Repeat exactly, and only, the lines from the line containing "What text is on this page?" through the last line of the records below, including both.

--- start of Available data ---

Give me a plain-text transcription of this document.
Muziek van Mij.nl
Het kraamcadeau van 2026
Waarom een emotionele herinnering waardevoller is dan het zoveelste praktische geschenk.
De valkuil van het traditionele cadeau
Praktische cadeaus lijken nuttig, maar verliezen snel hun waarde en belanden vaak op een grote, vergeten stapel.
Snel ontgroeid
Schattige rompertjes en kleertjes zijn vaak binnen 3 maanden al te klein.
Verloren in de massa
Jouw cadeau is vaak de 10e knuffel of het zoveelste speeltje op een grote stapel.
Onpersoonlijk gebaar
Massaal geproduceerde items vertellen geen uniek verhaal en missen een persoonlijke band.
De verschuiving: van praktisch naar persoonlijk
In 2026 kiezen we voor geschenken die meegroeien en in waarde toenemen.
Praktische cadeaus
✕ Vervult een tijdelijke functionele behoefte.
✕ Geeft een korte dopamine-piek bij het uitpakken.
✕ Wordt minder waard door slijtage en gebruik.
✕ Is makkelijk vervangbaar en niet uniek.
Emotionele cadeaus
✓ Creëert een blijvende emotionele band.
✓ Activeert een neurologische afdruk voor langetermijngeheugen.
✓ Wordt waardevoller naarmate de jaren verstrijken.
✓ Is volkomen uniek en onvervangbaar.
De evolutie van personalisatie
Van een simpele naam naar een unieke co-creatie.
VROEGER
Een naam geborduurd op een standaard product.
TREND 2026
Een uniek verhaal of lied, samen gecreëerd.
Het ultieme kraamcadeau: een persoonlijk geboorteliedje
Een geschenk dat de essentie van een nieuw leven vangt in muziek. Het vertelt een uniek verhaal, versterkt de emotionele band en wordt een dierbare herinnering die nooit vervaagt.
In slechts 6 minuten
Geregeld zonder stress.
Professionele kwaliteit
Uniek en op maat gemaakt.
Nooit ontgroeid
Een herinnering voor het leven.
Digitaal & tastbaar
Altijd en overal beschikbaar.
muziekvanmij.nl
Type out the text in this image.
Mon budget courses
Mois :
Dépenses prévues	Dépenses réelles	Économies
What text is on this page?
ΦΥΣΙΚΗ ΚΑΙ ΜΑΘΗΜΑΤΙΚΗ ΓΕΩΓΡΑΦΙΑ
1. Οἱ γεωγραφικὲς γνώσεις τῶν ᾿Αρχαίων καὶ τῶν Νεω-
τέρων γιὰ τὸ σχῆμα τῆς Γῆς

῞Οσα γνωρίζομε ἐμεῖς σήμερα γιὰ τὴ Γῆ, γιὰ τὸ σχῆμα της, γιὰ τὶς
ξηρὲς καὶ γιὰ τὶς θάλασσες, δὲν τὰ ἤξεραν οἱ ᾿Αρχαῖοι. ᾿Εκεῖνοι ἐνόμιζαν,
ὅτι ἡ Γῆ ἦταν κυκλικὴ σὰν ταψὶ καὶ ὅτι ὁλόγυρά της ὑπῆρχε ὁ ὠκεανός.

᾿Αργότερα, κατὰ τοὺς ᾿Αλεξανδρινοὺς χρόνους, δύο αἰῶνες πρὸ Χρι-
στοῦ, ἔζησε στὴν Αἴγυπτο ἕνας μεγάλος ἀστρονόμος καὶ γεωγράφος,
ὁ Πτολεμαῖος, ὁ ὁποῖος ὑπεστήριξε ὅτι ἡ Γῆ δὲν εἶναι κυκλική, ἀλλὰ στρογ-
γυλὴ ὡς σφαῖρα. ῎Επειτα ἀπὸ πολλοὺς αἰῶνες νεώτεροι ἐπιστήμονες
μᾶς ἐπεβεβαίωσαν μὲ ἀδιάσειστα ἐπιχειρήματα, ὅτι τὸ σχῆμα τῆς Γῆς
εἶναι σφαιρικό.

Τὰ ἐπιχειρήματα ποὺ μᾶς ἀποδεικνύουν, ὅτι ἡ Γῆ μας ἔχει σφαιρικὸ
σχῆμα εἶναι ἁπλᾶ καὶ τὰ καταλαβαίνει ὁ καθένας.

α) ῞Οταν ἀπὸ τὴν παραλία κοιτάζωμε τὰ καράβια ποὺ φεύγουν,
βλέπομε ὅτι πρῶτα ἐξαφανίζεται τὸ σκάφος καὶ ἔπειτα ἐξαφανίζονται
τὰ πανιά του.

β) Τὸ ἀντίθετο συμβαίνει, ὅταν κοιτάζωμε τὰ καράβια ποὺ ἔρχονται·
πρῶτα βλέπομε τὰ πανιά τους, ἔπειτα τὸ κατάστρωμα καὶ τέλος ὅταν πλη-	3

--- end of Available data ---

#### [Written reply]
What text is on this page?
ΦΥΣΙΚΗ ΚΑΙ ΜΑΘΗΜΑΤΙΚΗ ΓΕΩΓΡΑΦΙΑ
1. Οἱ γεωγραφικὲς γνώσεις τῶν ᾿Αρχαίων καὶ τῶν Νεω-
τέρων γιὰ τὸ σχῆμα τῆς Γῆς

῞Οσα γνωρίζομε ἐμεῖς σήμερα γιὰ τὴ Γῆ, γιὰ τὸ σχῆμα της, γιὰ τὶς
ξηρὲς καὶ γιὰ τὶς θάλασσες, δὲν τὰ ἤξεραν οἱ ᾿Αρχαῖοι. ᾿Εκεῖνοι ἐνόμιζαν,
ὅτι ἡ Γῆ ἦταν κυκλικὴ σὰν ταψὶ καὶ ὅτι ὁλόγυρά της ὑπῆρχε ὁ ὠκεανός.

᾿Αργότερα, κατὰ τοὺς ᾿Αλεξανδρινοὺς χρόνους, δύο αἰῶνες πρὸ Χρι-
στοῦ, ἔζησε στὴν Αἴγυπτο ἕνας μεγάλος ἀστρονόμος καὶ γεωγράφος,
ὁ Πτολεμαῖος, ὁ ὁποῖος ὑπεστήριξε ὅτι ἡ Γῆ δὲν εἶναι κυκλική, ἀλλὰ στρογ-
γυλὴ ὡς σφαῖρα. ῎Επειτα ἀπὸ πολλοὺς αἰῶνες νεώτεροι ἐπιστήμονες
μᾶς ἐπεβεβαίωσαν μὲ ἀδιάσειστα ἐπιχειρήματα, ὅτι τὸ σχῆμα τῆς Γῆς
εἶναι σφαιρικό.

Τὰ ἐπιχειρήματα ποὺ μᾶς ἀποδεικνύουν, ὅτι ἡ Γῆ μας ἔχει σφαιρικὸ
σχῆμα εἶναι ἁπλᾶ καὶ τὰ καταλαβαίνει ὁ καθένας.

α) ῞Οταν ἀπὸ τὴν παραλία κοιτάζωμε τὰ καράβια ποὺ φεύγουν,
βλέπομε ὅτι πρῶτα ἐξαφανίζεται τὸ σκάφος καὶ ἔπειτα ἐξαφανίζονται
τὰ πανιά του.

β) Τὸ ἀντίθετο συμβαίνει, ὅταν κοιτάζωμε τὰ καράβια ποὺ ἔρχονται·
πρῶτα βλέπομε τὰ πανιά τους, ἔπειτα τὸ κατάστρωμα καὶ τέλος ὅταν πλη-	3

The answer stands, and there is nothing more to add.